Work out how many lines of the listing hold "this", then state only that count.

────

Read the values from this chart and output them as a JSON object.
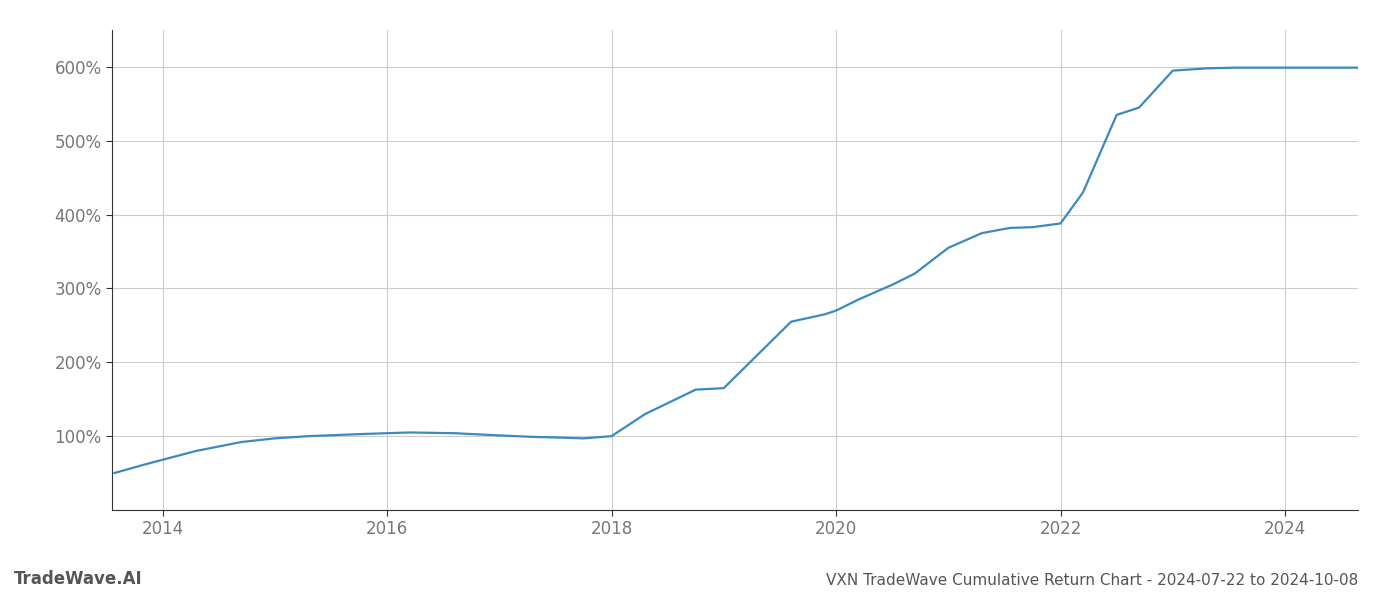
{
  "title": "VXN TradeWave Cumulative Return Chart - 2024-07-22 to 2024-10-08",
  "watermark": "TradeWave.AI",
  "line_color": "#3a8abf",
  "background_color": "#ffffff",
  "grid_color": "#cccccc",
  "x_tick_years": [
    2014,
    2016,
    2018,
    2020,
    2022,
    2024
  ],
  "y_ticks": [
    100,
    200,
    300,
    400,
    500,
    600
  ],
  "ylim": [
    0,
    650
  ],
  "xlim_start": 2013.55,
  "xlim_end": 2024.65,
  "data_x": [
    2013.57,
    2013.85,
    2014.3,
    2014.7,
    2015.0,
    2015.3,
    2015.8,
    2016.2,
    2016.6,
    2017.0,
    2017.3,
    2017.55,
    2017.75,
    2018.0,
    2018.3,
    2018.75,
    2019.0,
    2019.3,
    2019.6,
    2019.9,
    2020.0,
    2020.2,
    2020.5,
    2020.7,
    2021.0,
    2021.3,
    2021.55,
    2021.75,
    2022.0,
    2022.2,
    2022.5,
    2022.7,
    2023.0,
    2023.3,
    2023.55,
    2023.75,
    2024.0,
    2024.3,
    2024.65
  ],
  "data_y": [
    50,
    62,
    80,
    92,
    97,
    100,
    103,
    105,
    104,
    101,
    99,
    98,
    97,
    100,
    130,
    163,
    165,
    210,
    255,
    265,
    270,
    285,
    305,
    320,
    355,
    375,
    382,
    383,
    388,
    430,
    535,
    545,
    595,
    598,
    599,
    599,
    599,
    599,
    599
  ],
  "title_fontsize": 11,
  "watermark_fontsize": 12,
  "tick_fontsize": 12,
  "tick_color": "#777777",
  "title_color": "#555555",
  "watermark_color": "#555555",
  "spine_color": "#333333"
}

────

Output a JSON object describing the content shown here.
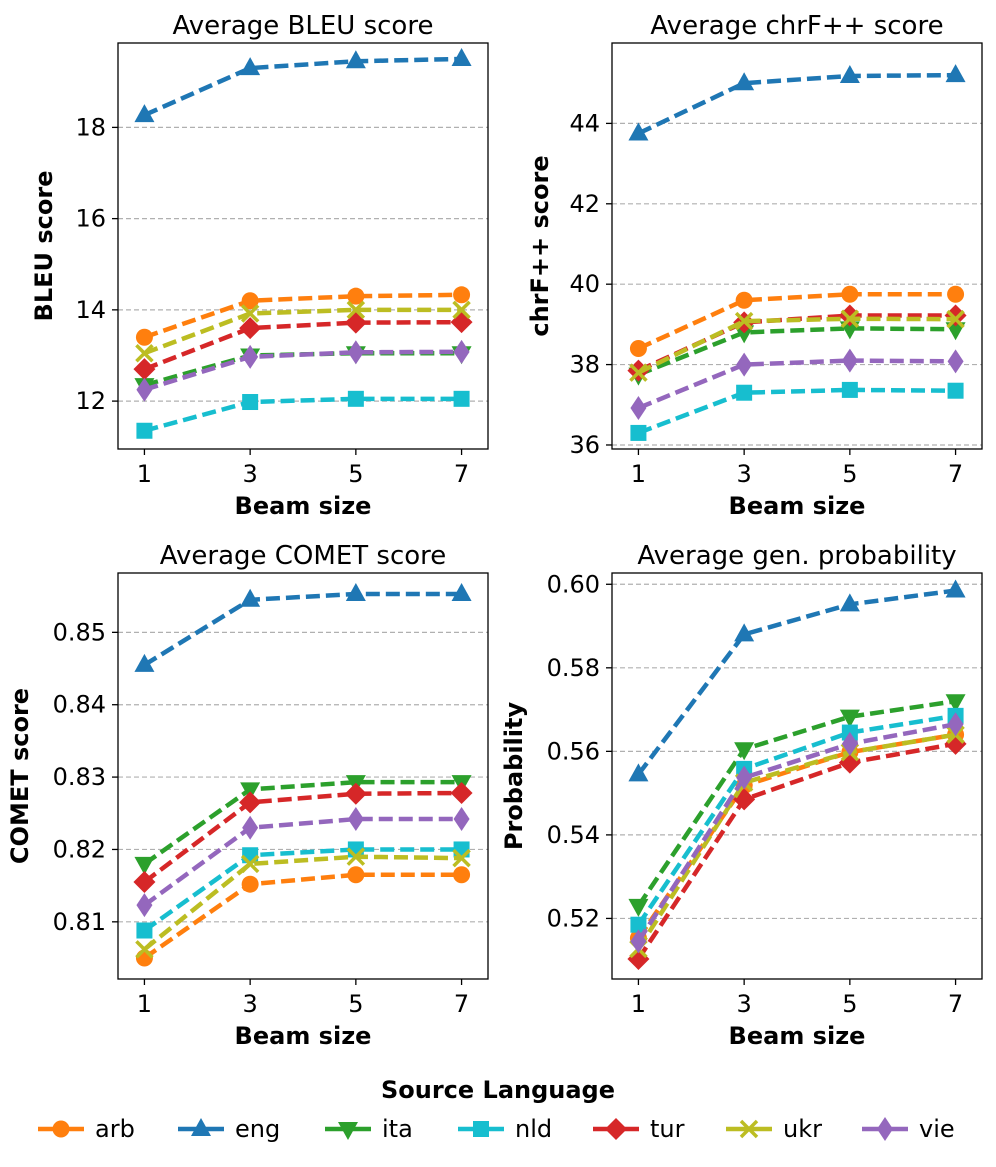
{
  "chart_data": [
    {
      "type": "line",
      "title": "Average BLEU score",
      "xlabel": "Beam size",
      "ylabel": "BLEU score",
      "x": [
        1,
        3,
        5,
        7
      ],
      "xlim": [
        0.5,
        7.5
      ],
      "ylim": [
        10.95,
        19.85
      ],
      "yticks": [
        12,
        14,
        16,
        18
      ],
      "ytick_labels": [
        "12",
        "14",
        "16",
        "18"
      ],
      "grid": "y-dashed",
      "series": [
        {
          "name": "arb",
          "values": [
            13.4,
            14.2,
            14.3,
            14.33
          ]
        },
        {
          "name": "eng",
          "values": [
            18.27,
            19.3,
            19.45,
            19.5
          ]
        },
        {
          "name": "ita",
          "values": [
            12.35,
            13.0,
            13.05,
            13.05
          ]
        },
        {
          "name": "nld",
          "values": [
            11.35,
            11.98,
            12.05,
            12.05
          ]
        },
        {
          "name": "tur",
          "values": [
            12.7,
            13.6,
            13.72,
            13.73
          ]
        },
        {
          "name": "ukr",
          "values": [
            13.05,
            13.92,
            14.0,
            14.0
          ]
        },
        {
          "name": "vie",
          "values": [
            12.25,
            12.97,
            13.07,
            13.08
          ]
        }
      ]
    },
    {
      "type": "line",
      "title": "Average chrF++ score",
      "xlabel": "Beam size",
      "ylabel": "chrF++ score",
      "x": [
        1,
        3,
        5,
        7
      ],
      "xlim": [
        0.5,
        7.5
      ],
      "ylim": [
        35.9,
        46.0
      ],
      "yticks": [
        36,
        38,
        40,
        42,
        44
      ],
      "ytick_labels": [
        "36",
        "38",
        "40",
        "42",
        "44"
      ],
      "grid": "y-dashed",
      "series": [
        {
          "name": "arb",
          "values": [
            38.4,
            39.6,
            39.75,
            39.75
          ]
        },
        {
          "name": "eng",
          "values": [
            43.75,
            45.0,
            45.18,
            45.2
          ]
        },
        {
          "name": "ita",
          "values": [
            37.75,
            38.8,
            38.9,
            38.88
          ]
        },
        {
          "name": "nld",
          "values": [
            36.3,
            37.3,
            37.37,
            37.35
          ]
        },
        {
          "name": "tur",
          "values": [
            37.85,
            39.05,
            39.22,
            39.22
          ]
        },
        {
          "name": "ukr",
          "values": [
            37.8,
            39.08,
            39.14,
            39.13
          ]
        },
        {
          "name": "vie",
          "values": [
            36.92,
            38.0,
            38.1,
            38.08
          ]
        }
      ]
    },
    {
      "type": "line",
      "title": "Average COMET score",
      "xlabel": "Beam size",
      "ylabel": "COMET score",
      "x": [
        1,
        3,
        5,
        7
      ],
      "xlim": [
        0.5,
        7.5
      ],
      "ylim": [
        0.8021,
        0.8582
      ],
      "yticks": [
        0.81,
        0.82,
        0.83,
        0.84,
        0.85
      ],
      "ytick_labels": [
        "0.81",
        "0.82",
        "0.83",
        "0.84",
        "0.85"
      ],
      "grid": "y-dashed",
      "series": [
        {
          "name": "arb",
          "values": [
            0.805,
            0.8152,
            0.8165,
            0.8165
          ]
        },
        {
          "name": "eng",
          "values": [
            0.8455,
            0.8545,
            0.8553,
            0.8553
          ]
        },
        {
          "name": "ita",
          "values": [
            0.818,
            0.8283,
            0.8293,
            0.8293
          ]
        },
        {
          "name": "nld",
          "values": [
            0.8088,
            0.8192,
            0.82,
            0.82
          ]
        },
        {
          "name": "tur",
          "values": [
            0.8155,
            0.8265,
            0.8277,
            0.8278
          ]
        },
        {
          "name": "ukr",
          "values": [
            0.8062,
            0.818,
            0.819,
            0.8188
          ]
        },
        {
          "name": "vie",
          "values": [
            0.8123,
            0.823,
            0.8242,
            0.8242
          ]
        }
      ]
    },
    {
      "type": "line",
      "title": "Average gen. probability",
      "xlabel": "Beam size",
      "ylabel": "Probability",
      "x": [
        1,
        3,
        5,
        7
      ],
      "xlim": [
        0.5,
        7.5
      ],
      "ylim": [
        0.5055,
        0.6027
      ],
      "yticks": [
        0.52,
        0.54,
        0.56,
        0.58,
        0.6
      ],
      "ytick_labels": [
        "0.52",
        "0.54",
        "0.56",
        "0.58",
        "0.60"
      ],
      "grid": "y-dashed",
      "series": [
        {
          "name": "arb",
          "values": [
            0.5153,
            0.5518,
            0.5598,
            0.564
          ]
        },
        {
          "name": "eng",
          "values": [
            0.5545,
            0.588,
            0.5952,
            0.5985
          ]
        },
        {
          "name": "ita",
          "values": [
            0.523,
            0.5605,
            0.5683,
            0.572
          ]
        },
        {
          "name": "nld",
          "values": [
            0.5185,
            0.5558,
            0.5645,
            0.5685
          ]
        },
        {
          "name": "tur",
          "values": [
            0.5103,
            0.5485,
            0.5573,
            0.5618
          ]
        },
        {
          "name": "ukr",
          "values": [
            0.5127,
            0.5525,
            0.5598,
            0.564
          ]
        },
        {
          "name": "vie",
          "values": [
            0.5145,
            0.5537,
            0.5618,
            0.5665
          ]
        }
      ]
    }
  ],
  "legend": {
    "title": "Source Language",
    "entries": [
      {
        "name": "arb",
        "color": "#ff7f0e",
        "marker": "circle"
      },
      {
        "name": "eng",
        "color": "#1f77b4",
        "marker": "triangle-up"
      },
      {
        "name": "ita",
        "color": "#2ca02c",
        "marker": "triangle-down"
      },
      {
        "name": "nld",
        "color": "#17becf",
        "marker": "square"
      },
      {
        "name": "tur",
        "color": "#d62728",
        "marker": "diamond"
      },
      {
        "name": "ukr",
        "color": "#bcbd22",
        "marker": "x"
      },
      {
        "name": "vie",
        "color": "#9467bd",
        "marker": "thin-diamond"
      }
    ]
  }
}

────

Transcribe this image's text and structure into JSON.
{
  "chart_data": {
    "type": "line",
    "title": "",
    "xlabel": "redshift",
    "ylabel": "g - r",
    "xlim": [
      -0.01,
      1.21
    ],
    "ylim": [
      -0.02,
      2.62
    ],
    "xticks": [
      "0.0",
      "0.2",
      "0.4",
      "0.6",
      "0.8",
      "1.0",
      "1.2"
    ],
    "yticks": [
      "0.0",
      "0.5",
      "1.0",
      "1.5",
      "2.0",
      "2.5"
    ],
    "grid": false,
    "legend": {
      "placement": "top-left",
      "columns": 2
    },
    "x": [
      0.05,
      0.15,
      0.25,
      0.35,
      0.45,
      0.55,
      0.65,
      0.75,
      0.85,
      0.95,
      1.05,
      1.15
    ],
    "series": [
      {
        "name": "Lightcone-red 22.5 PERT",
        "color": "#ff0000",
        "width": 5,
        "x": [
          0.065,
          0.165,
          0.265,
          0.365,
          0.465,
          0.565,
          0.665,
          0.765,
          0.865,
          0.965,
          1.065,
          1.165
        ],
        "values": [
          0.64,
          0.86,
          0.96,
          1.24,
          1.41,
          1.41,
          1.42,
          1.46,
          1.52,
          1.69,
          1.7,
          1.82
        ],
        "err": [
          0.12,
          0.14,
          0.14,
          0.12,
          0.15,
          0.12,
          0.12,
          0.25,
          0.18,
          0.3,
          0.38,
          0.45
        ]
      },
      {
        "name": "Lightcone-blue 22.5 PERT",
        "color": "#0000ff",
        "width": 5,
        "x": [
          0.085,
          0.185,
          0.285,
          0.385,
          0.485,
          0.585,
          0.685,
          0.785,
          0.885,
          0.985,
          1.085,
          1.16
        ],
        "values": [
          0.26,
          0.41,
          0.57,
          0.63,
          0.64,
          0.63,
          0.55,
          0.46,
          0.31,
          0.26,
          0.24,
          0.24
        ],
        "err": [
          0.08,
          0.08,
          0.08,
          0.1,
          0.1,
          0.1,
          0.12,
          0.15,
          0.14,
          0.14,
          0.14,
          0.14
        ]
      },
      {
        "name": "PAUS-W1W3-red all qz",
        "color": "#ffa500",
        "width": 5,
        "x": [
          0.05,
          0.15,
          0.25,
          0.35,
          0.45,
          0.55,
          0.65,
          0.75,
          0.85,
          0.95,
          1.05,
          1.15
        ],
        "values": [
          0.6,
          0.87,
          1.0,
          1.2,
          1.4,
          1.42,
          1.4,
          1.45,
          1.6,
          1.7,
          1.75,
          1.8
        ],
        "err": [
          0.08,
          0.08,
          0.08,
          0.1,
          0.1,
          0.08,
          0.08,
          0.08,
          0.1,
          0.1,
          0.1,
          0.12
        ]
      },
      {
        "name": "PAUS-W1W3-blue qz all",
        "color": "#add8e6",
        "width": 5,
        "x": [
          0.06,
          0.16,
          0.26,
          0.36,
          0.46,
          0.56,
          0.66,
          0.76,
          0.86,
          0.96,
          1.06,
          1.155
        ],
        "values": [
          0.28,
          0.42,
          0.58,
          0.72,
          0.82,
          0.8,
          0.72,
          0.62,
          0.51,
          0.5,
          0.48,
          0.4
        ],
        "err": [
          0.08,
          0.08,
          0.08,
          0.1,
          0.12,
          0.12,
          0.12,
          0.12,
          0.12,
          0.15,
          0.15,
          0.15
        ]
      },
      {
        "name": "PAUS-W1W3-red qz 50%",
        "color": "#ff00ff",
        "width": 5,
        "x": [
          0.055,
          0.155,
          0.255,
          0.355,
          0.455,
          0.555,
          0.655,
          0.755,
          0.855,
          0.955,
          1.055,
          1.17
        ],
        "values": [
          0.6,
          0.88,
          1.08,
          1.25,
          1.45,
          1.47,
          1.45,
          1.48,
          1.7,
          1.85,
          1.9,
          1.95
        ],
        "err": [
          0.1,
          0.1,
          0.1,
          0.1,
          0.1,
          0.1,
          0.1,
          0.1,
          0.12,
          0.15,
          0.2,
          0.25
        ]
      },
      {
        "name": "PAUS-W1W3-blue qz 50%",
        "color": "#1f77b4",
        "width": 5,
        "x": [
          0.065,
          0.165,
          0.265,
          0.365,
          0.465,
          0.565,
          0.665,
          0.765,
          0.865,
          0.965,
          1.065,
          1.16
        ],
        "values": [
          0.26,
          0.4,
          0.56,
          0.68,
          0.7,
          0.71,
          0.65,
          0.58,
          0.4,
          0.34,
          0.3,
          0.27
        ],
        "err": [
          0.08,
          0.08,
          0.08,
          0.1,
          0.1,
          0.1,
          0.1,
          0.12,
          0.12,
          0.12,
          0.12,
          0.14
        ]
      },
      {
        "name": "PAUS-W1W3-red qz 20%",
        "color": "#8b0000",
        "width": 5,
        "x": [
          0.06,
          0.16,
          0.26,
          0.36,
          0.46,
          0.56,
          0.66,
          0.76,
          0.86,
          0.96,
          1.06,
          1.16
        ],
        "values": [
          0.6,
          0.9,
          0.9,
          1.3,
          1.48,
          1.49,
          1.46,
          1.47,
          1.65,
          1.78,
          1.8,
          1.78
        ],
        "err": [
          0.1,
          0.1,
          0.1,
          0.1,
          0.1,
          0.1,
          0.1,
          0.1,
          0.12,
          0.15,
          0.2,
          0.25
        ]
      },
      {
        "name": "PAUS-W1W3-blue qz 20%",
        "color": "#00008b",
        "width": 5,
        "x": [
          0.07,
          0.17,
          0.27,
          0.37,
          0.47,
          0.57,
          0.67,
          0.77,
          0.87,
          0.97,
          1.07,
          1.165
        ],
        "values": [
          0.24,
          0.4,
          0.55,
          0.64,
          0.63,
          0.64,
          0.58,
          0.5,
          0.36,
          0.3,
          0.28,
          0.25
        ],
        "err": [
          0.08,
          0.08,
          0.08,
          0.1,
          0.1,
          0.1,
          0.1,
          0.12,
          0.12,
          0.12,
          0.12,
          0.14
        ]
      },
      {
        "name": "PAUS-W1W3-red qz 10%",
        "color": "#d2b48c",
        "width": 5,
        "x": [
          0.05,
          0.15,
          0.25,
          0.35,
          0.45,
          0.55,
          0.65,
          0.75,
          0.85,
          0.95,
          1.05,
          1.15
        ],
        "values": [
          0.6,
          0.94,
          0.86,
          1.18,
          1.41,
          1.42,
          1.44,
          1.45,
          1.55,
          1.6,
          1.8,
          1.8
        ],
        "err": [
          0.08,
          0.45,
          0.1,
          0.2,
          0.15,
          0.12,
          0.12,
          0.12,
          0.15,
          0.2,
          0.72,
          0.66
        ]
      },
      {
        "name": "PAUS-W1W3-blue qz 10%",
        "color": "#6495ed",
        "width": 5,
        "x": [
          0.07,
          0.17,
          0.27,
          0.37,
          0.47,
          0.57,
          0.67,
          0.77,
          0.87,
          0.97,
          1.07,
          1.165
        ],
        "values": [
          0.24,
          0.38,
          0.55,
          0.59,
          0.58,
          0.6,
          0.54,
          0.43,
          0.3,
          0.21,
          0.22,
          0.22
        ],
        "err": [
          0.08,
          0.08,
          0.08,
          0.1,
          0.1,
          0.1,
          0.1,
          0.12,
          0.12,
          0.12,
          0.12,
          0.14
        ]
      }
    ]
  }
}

────

§ **Task response**
2